■ **MATERIAL FOR THE TASK**:
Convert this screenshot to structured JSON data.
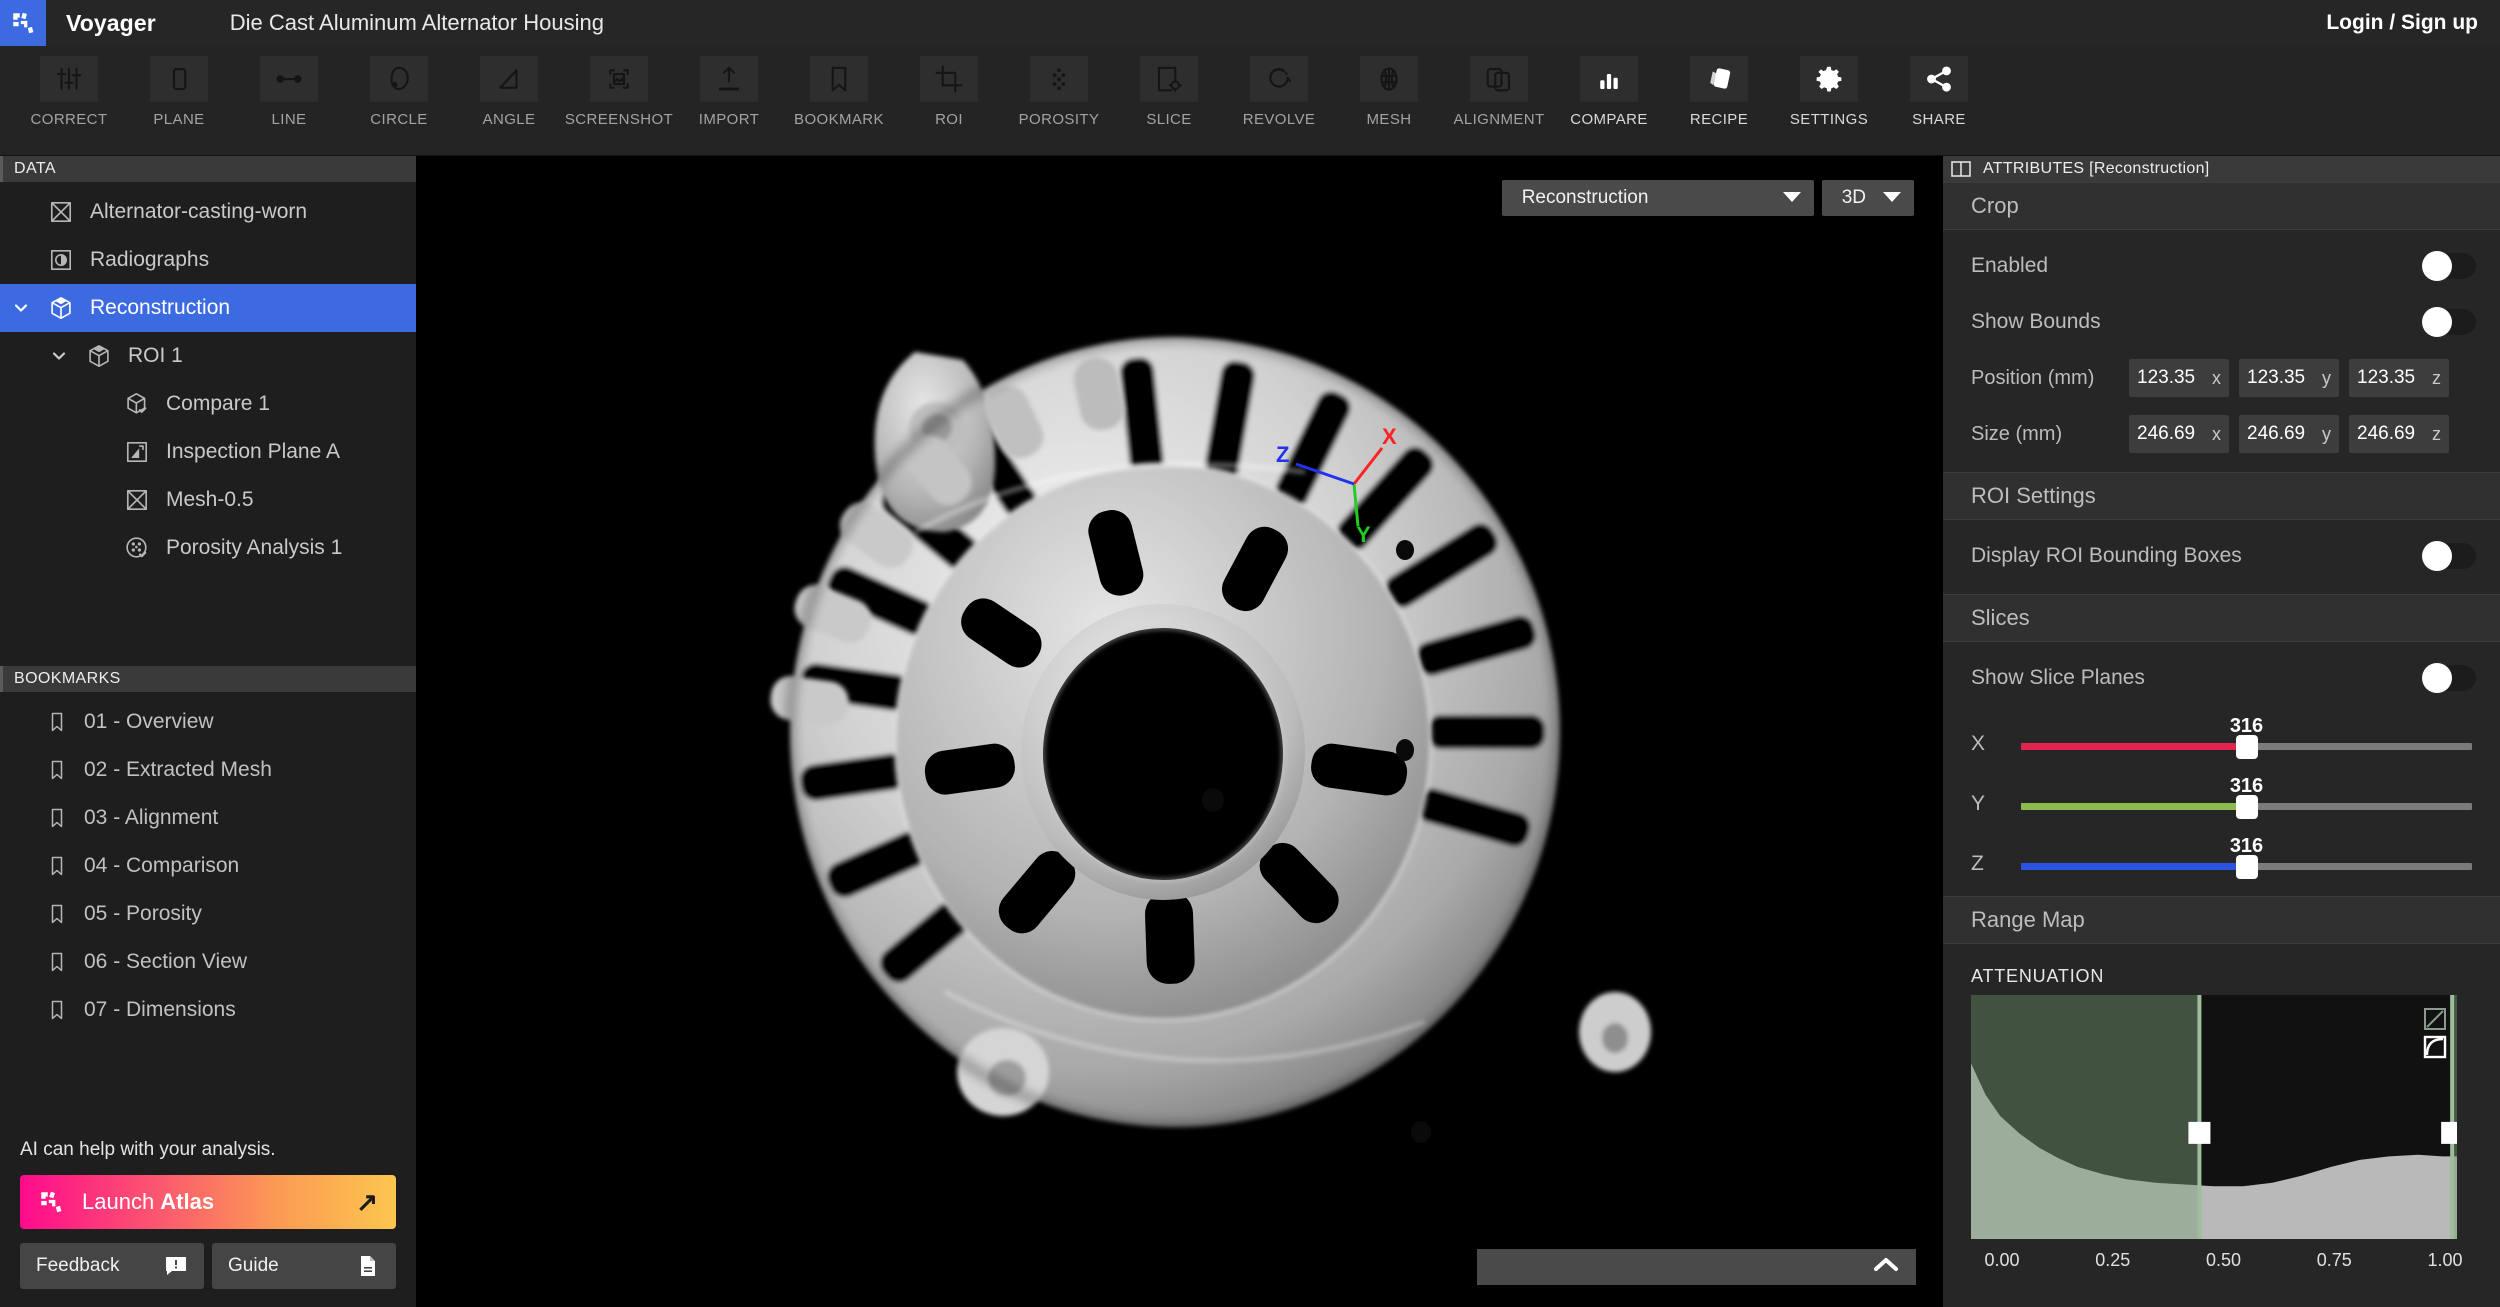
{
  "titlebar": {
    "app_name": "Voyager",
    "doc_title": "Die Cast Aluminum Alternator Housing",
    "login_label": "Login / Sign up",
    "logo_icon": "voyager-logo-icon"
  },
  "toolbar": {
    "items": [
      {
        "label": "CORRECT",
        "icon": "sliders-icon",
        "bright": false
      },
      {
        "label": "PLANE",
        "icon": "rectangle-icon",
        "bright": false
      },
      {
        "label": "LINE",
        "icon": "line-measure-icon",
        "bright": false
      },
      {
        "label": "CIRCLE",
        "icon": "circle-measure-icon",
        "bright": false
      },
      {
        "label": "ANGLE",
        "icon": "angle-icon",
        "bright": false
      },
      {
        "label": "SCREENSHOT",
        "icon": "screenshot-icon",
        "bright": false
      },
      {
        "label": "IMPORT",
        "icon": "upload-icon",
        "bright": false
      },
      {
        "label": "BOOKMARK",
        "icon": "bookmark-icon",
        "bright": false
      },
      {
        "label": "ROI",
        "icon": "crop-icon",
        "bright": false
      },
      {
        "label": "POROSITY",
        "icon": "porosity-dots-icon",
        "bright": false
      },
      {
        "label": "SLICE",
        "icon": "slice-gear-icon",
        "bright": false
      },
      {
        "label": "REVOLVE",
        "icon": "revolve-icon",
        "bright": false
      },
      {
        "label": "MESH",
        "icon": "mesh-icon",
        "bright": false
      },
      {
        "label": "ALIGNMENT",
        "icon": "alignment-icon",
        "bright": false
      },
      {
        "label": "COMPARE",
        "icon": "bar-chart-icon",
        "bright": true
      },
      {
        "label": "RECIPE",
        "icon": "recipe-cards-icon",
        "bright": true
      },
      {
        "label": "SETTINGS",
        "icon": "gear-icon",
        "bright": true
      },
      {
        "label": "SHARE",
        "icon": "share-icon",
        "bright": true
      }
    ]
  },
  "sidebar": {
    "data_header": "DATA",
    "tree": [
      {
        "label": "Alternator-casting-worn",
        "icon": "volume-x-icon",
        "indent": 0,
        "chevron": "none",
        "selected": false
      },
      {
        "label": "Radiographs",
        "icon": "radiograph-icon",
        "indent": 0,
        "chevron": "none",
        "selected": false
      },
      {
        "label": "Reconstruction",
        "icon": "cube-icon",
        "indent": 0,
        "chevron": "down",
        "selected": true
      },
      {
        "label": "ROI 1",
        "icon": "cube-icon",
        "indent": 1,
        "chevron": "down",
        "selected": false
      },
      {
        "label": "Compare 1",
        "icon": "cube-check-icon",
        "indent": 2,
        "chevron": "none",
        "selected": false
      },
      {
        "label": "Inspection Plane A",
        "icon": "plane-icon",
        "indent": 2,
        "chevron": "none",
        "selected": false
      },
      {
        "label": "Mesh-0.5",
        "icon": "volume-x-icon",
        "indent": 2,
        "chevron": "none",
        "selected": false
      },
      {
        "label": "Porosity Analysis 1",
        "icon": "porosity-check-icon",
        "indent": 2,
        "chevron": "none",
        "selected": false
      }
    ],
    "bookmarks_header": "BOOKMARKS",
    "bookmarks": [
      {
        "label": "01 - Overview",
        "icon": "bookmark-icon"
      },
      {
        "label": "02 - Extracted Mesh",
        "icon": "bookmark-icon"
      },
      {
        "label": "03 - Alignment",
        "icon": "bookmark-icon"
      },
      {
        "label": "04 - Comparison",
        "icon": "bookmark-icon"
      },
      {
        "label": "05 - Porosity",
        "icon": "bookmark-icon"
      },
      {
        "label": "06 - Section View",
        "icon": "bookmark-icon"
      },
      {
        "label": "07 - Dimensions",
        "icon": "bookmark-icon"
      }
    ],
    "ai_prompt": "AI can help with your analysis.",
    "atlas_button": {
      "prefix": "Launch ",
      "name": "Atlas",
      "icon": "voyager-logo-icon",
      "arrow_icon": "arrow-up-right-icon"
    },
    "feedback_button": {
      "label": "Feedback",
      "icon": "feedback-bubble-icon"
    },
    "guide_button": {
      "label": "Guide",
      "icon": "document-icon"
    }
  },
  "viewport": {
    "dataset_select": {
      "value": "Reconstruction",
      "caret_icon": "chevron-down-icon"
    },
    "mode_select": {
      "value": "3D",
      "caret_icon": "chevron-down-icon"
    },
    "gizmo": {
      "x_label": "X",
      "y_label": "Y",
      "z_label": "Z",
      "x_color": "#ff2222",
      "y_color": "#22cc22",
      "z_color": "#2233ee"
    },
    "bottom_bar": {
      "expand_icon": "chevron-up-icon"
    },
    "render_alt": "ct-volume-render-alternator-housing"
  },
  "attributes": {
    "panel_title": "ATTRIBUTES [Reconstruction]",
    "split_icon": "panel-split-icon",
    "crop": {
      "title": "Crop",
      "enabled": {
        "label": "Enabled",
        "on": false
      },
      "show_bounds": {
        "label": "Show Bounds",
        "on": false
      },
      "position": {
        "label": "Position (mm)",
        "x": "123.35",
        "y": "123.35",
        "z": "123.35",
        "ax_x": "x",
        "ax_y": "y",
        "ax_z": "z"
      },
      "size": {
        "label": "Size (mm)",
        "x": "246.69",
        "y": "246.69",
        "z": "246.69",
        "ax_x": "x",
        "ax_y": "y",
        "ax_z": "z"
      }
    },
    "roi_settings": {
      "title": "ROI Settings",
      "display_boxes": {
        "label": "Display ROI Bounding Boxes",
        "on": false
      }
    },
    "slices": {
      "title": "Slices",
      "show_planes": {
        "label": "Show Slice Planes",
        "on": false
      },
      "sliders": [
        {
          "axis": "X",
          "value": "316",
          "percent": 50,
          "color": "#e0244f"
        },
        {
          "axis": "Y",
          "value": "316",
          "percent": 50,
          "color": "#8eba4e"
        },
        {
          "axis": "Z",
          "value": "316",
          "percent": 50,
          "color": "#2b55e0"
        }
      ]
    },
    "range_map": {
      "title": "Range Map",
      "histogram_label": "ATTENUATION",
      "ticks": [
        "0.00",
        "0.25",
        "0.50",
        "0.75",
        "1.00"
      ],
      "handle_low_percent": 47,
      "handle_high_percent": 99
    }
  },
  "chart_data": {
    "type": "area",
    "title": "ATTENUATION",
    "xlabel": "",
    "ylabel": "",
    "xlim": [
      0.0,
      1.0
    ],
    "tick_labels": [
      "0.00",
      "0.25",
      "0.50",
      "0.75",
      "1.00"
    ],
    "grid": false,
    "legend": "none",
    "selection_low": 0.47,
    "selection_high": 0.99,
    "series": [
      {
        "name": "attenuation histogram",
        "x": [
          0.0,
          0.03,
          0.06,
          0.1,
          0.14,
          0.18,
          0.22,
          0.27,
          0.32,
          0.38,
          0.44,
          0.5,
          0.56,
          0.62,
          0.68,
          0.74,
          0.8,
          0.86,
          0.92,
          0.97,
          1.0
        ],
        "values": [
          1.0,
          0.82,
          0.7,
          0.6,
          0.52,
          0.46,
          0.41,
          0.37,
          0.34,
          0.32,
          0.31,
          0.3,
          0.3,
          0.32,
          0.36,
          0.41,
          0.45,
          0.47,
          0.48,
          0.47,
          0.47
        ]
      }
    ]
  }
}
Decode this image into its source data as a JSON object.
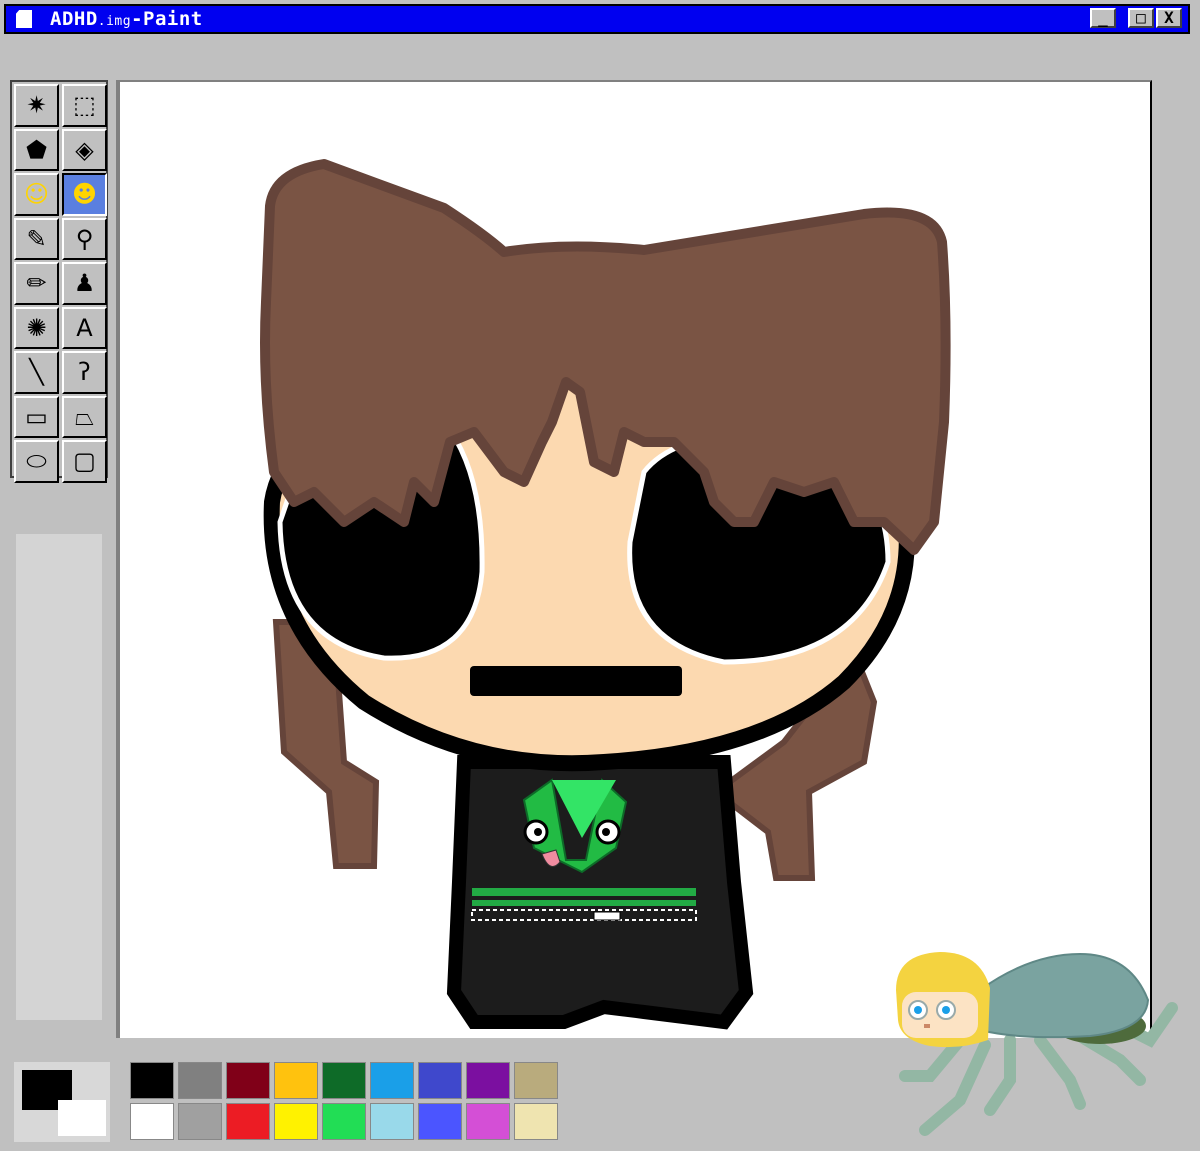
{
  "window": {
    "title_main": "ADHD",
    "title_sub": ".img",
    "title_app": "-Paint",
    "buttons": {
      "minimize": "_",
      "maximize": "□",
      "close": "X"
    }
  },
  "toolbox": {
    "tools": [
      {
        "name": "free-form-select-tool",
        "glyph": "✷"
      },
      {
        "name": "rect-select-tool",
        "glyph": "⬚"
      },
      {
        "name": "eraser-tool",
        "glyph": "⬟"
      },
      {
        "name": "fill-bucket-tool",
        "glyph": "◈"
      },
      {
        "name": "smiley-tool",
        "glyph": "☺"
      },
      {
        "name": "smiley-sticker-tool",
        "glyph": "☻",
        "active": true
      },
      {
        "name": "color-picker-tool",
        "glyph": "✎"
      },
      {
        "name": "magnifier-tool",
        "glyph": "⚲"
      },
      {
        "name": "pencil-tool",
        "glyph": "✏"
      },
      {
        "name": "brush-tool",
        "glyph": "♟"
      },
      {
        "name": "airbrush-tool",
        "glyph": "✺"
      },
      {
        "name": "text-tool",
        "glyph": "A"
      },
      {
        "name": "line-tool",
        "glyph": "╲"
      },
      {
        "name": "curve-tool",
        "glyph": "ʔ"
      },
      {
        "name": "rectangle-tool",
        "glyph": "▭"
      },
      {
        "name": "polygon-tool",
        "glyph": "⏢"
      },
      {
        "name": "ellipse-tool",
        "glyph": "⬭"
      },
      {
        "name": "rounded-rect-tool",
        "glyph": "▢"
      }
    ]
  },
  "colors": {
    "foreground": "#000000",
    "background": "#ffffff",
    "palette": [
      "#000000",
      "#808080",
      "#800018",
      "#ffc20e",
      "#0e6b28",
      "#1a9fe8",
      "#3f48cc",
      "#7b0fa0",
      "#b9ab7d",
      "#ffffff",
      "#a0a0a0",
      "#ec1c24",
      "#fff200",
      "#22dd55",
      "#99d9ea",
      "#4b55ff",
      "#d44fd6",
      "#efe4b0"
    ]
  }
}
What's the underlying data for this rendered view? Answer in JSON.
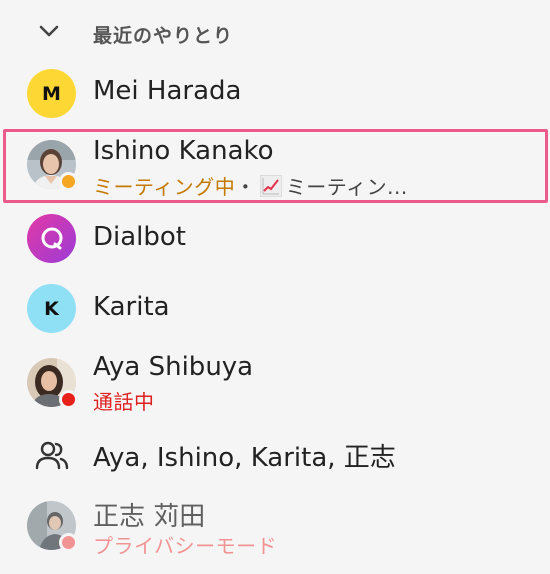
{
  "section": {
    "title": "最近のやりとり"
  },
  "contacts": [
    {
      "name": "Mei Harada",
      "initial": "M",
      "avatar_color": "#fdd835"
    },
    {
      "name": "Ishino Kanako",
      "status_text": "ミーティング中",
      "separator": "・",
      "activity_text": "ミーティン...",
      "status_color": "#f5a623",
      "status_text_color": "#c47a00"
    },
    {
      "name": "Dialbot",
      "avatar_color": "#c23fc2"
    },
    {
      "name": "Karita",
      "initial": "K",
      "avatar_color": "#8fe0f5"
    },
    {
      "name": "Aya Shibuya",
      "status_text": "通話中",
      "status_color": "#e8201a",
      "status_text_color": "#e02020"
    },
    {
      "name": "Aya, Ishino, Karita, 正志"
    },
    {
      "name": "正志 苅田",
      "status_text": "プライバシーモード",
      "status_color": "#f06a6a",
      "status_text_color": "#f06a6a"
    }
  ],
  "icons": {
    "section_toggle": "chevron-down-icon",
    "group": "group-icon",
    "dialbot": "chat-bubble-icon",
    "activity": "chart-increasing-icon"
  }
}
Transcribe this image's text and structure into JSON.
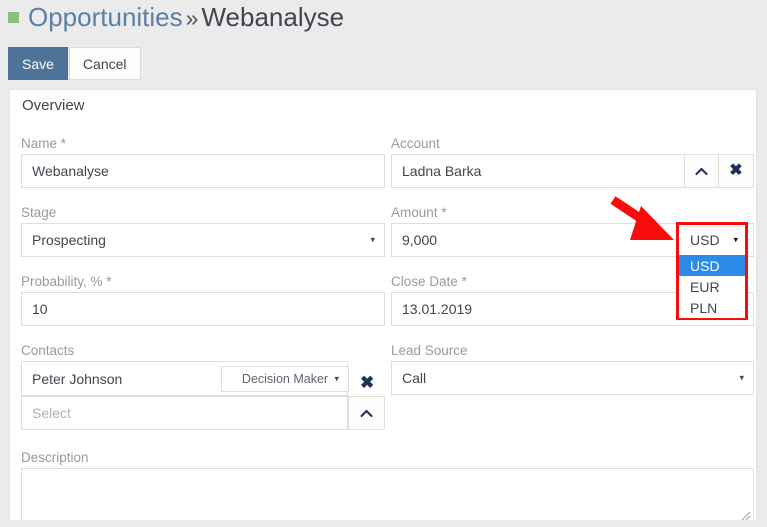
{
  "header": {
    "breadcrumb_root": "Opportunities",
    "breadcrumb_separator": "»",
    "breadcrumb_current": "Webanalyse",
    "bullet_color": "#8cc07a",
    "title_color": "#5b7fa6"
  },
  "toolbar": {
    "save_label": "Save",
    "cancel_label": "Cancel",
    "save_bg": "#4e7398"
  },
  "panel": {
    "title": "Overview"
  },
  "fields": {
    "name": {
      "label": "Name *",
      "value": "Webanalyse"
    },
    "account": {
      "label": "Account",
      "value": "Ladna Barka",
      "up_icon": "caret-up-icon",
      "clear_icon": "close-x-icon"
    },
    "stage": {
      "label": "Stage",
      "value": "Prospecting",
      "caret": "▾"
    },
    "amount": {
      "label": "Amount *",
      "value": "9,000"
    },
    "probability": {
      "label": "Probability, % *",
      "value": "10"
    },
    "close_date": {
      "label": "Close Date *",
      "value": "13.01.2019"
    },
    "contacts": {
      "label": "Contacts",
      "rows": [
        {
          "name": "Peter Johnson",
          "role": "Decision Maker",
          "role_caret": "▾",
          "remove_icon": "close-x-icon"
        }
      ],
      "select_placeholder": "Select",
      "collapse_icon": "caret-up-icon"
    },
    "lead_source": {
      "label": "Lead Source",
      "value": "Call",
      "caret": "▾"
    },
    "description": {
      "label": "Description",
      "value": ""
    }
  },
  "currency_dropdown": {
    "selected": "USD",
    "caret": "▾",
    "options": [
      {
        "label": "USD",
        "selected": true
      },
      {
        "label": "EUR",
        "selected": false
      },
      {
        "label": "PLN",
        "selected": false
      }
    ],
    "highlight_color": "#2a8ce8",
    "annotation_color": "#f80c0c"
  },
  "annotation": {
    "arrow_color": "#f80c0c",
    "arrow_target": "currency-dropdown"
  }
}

■ **DIRECTION**:
Show every line that contains the word "Ishino".

■ **TASK SOLUTION**:
      "name": "Ishino Kanako",
      "name": "Aya, Ishino, Karita, 正志"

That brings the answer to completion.